Your objective
Give the number of lines in the listing below that include the word "Editing", with nothing more.

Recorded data

◇ ◇ ◇ ◇ ◇

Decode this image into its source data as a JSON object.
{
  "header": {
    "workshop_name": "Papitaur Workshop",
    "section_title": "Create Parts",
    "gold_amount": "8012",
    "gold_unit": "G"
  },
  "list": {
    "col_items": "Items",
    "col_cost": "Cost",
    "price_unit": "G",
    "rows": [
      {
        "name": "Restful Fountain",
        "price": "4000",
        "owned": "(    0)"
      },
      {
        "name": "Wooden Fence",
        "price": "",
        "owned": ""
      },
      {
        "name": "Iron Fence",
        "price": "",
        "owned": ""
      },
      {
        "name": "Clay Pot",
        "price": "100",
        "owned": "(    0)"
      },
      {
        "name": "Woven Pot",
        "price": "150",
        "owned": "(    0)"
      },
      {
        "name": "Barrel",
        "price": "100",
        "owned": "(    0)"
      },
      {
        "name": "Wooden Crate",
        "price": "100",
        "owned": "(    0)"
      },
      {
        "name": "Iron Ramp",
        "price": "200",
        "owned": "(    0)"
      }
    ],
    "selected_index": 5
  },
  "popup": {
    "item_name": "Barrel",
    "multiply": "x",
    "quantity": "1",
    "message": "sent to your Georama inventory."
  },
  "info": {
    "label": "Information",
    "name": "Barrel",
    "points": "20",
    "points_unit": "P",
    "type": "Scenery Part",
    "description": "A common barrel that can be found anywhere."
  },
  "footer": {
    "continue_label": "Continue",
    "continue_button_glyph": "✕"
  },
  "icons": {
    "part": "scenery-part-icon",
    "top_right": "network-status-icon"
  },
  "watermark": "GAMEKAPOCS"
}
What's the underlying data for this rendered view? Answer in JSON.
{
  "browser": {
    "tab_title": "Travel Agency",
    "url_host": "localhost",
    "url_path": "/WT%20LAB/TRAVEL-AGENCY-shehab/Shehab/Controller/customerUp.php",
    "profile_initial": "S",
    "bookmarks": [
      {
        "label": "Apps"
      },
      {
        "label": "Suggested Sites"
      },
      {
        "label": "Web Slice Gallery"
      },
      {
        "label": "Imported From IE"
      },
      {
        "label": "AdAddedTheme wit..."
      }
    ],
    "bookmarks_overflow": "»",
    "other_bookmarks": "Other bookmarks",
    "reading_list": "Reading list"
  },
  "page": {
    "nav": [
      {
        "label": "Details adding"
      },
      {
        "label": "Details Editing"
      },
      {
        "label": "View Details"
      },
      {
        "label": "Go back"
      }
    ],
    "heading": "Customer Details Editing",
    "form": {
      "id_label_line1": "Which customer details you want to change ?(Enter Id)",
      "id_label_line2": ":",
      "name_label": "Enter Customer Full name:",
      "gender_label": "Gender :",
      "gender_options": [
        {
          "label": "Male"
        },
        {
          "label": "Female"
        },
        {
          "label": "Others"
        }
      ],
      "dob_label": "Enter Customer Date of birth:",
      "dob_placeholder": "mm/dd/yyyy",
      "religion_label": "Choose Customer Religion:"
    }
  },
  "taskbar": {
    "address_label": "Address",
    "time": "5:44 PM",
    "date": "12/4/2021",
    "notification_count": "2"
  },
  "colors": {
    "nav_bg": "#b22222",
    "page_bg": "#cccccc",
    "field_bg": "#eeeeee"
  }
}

◇ ◇ ◇ ◇ ◇

Solved exercise
2